### INSTRUCTION
All records should be reproduced verbatim.

### INFORMATION SUPPLIED
┌────────

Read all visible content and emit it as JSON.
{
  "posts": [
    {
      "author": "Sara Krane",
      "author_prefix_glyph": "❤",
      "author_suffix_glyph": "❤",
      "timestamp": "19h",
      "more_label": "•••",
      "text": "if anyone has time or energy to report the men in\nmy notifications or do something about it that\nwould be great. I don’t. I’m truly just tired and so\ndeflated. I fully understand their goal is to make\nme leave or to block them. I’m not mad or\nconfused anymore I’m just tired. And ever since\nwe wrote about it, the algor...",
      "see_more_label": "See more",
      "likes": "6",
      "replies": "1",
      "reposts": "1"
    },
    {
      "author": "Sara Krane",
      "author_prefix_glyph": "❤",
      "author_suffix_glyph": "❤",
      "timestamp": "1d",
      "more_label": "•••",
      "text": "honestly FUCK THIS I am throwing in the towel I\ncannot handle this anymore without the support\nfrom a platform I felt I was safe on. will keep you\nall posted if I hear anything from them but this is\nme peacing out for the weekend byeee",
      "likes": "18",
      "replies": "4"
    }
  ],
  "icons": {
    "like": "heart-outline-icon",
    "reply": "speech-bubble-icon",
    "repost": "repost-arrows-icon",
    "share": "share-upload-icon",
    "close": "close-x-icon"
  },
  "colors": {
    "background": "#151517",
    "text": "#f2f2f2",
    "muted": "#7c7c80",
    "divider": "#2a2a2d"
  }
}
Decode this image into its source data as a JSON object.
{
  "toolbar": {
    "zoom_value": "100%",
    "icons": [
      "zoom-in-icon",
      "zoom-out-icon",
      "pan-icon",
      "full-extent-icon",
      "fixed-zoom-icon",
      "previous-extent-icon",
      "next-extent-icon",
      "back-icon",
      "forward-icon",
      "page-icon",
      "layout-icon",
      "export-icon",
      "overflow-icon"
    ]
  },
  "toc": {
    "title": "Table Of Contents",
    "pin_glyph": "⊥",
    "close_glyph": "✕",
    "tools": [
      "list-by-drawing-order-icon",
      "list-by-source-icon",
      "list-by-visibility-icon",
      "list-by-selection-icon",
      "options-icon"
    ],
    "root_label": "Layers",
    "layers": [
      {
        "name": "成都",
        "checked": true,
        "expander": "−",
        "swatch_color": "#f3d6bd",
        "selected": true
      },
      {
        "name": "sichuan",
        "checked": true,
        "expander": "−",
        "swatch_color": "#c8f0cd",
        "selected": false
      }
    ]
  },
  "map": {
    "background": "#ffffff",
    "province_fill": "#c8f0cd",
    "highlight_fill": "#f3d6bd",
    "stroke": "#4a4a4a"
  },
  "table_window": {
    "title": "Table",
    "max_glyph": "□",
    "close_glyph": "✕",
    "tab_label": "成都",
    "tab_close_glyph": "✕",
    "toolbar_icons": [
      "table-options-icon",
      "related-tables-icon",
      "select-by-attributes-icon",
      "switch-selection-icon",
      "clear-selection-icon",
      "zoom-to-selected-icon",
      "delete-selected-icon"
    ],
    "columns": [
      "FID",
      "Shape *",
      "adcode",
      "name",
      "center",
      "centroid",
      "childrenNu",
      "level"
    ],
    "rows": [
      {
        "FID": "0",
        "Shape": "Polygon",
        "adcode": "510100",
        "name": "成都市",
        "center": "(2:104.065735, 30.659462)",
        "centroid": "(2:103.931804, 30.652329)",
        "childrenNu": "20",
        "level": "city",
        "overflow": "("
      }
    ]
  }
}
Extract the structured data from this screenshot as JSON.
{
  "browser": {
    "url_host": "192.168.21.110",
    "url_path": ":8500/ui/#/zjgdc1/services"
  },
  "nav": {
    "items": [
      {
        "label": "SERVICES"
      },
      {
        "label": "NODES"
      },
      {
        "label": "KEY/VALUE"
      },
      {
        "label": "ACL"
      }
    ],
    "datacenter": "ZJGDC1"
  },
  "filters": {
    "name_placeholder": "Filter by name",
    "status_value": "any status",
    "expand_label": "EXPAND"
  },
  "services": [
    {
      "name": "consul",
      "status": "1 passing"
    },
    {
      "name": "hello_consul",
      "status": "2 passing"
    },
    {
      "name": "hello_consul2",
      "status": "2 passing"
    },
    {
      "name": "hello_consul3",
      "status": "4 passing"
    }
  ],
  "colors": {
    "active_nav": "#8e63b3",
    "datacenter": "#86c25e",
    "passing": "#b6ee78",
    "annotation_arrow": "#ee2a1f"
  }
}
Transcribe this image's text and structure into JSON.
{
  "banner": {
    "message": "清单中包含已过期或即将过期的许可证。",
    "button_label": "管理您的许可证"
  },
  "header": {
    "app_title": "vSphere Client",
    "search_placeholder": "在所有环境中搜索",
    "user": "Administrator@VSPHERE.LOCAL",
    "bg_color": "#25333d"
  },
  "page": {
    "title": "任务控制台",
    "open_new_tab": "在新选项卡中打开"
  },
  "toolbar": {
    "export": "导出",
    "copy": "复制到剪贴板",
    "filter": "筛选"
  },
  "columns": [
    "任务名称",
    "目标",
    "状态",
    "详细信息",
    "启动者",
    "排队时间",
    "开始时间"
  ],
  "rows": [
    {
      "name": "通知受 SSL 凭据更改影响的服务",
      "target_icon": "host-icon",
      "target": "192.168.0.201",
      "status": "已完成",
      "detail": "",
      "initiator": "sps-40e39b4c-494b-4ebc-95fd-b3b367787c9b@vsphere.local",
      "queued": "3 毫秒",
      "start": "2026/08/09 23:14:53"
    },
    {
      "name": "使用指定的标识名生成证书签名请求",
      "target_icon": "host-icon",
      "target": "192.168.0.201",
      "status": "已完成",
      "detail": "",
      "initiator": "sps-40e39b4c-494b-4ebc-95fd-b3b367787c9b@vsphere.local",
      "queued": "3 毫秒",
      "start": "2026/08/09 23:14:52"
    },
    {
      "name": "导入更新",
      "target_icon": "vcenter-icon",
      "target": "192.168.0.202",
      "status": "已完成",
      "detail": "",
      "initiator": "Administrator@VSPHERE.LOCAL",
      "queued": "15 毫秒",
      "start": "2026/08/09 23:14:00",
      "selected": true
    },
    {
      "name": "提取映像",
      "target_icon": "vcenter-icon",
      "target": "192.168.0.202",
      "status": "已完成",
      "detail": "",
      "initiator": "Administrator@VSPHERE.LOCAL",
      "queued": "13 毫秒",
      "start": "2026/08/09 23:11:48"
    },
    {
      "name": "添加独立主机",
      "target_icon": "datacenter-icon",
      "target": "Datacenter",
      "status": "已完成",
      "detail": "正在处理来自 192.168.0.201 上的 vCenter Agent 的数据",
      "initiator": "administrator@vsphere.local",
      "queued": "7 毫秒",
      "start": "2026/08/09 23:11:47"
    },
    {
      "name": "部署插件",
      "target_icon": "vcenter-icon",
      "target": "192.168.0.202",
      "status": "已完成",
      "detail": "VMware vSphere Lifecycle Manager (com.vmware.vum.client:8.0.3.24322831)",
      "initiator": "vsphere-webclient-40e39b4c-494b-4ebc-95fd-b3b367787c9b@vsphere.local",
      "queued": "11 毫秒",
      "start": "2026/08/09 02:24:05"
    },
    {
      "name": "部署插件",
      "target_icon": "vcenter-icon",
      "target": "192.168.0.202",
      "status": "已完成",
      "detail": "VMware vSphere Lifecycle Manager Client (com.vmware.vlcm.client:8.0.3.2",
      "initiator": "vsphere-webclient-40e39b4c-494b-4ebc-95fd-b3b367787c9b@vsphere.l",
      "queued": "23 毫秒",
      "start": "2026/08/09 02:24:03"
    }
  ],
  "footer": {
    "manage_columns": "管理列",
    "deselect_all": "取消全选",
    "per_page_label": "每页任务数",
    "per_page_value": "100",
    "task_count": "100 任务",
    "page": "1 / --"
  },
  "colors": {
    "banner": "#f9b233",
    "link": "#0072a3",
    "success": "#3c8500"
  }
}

└────────

### RESPONSE TO THIS EXERCISE
Read all visible content and emit it as JSON.
{
  "posts": [
    {
      "author": "Sara Krane",
      "author_prefix_glyph": "❤",
      "author_suffix_glyph": "❤",
      "timestamp": "19h",
      "more_label": "•••",
      "text": "if anyone has time or energy to report the men in\nmy notifications or do something about it that\nwould be great. I don’t. I’m truly just tired and so\ndeflated. I fully understand their goal is to make\nme leave or to block them. I’m not mad or\nconfused anymore I’m just tired. And ever since\nwe wrote about it, the algor...",
      "see_more_label": "See more",
      "likes": "6",
      "replies": "1",
      "reposts": "1"
    },
    {
      "author": "Sara Krane",
      "author_prefix_glyph": "❤",
      "author_suffix_glyph": "❤",
      "timestamp": "1d",
      "more_label": "•••",
      "text": "honestly FUCK THIS I am throwing in the towel I\ncannot handle this anymore without the support\nfrom a platform I felt I was safe on. will keep you\nall posted if I hear anything from them but this is\nme peacing out for the weekend byeee",
      "likes": "18",
      "replies": "4"
    }
  ],
  "icons": {
    "like": "heart-outline-icon",
    "reply": "speech-bubble-icon",
    "repost": "repost-arrows-icon",
    "share": "share-upload-icon",
    "close": "close-x-icon"
  },
  "colors": {
    "background": "#151517",
    "text": "#f2f2f2",
    "muted": "#7c7c80",
    "divider": "#2a2a2d"
  }
}
Decode this image into its source data as a JSON object.
{
  "toolbar": {
    "zoom_value": "100%",
    "icons": [
      "zoom-in-icon",
      "zoom-out-icon",
      "pan-icon",
      "full-extent-icon",
      "fixed-zoom-icon",
      "previous-extent-icon",
      "next-extent-icon",
      "back-icon",
      "forward-icon",
      "page-icon",
      "layout-icon",
      "export-icon",
      "overflow-icon"
    ]
  },
  "toc": {
    "title": "Table Of Contents",
    "pin_glyph": "⊥",
    "close_glyph": "✕",
    "tools": [
      "list-by-drawing-order-icon",
      "list-by-source-icon",
      "list-by-visibility-icon",
      "list-by-selection-icon",
      "options-icon"
    ],
    "root_label": "Layers",
    "layers": [
      {
        "name": "成都",
        "checked": true,
        "expander": "−",
        "swatch_color": "#f3d6bd",
        "selected": true
      },
      {
        "name": "sichuan",
        "checked": true,
        "expander": "−",
        "swatch_color": "#c8f0cd",
        "selected": false
      }
    ]
  },
  "map": {
    "background": "#ffffff",
    "province_fill": "#c8f0cd",
    "highlight_fill": "#f3d6bd",
    "stroke": "#4a4a4a"
  },
  "table_window": {
    "title": "Table",
    "max_glyph": "□",
    "close_glyph": "✕",
    "tab_label": "成都",
    "tab_close_glyph": "✕",
    "toolbar_icons": [
      "table-options-icon",
      "related-tables-icon",
      "select-by-attributes-icon",
      "switch-selection-icon",
      "clear-selection-icon",
      "zoom-to-selected-icon",
      "delete-selected-icon"
    ],
    "columns": [
      "FID",
      "Shape *",
      "adcode",
      "name",
      "center",
      "centroid",
      "childrenNu",
      "level"
    ],
    "rows": [
      {
        "FID": "0",
        "Shape": "Polygon",
        "adcode": "510100",
        "name": "成都市",
        "center": "(2:104.065735, 30.659462)",
        "centroid": "(2:103.931804, 30.652329)",
        "childrenNu": "20",
        "level": "city",
        "overflow": "("
      }
    ]
  }
}
Extract the structured data from this screenshot as JSON.
{
  "browser": {
    "url_host": "192.168.21.110",
    "url_path": ":8500/ui/#/zjgdc1/services"
  },
  "nav": {
    "items": [
      {
        "label": "SERVICES"
      },
      {
        "label": "NODES"
      },
      {
        "label": "KEY/VALUE"
      },
      {
        "label": "ACL"
      }
    ],
    "datacenter": "ZJGDC1"
  },
  "filters": {
    "name_placeholder": "Filter by name",
    "status_value": "any status",
    "expand_label": "EXPAND"
  },
  "services": [
    {
      "name": "consul",
      "status": "1 passing"
    },
    {
      "name": "hello_consul",
      "status": "2 passing"
    },
    {
      "name": "hello_consul2",
      "status": "2 passing"
    },
    {
      "name": "hello_consul3",
      "status": "4 passing"
    }
  ],
  "colors": {
    "active_nav": "#8e63b3",
    "datacenter": "#86c25e",
    "passing": "#b6ee78",
    "annotation_arrow": "#ee2a1f"
  }
}
Transcribe this image's text and structure into JSON.
{
  "banner": {
    "message": "清单中包含已过期或即将过期的许可证。",
    "button_label": "管理您的许可证"
  },
  "header": {
    "app_title": "vSphere Client",
    "search_placeholder": "在所有环境中搜索",
    "user": "Administrator@VSPHERE.LOCAL",
    "bg_color": "#25333d"
  },
  "page": {
    "title": "任务控制台",
    "open_new_tab": "在新选项卡中打开"
  },
  "toolbar": {
    "export": "导出",
    "copy": "复制到剪贴板",
    "filter": "筛选"
  },
  "columns": [
    "任务名称",
    "目标",
    "状态",
    "详细信息",
    "启动者",
    "排队时间",
    "开始时间"
  ],
  "rows": [
    {
      "name": "通知受 SSL 凭据更改影响的服务",
      "target_icon": "host-icon",
      "target": "192.168.0.201",
      "status": "已完成",
      "detail": "",
      "initiator": "sps-40e39b4c-494b-4ebc-95fd-b3b367787c9b@vsphere.local",
      "queued": "3 毫秒",
      "start": "2026/08/09 23:14:53"
    },
    {
      "name": "使用指定的标识名生成证书签名请求",
      "target_icon": "host-icon",
      "target": "192.168.0.201",
      "status": "已完成",
      "detail": "",
      "initiator": "sps-40e39b4c-494b-4ebc-95fd-b3b367787c9b@vsphere.local",
      "queued": "3 毫秒",
      "start": "2026/08/09 23:14:52"
    },
    {
      "name": "导入更新",
      "target_icon": "vcenter-icon",
      "target": "192.168.0.202",
      "status": "已完成",
      "detail": "",
      "initiator": "Administrator@VSPHERE.LOCAL",
      "queued": "15 毫秒",
      "start": "2026/08/09 23:14:00",
      "selected": true
    },
    {
      "name": "提取映像",
      "target_icon": "vcenter-icon",
      "target": "192.168.0.202",
      "status": "已完成",
      "detail": "",
      "initiator": "Administrator@VSPHERE.LOCAL",
      "queued": "13 毫秒",
      "start": "2026/08/09 23:11:48"
    },
    {
      "name": "添加独立主机",
      "target_icon": "datacenter-icon",
      "target": "Datacenter",
      "status": "已完成",
      "detail": "正在处理来自 192.168.0.201 上的 vCenter Agent 的数据",
      "initiator": "administrator@vsphere.local",
      "queued": "7 毫秒",
      "start": "2026/08/09 23:11:47"
    },
    {
      "name": "部署插件",
      "target_icon": "vcenter-icon",
      "target": "192.168.0.202",
      "status": "已完成",
      "detail": "VMware vSphere Lifecycle Manager (com.vmware.vum.client:8.0.3.24322831)",
      "initiator": "vsphere-webclient-40e39b4c-494b-4ebc-95fd-b3b367787c9b@vsphere.local",
      "queued": "11 毫秒",
      "start": "2026/08/09 02:24:05"
    },
    {
      "name": "部署插件",
      "target_icon": "vcenter-icon",
      "target": "192.168.0.202",
      "status": "已完成",
      "detail": "VMware vSphere Lifecycle Manager Client (com.vmware.vlcm.client:8.0.3.2",
      "initiator": "vsphere-webclient-40e39b4c-494b-4ebc-95fd-b3b367787c9b@vsphere.l",
      "queued": "23 毫秒",
      "start": "2026/08/09 02:24:03"
    }
  ],
  "footer": {
    "manage_columns": "管理列",
    "deselect_all": "取消全选",
    "per_page_label": "每页任务数",
    "per_page_value": "100",
    "task_count": "100 任务",
    "page": "1 / --"
  },
  "colors": {
    "banner": "#f9b233",
    "link": "#0072a3",
    "success": "#3c8500"
  }
}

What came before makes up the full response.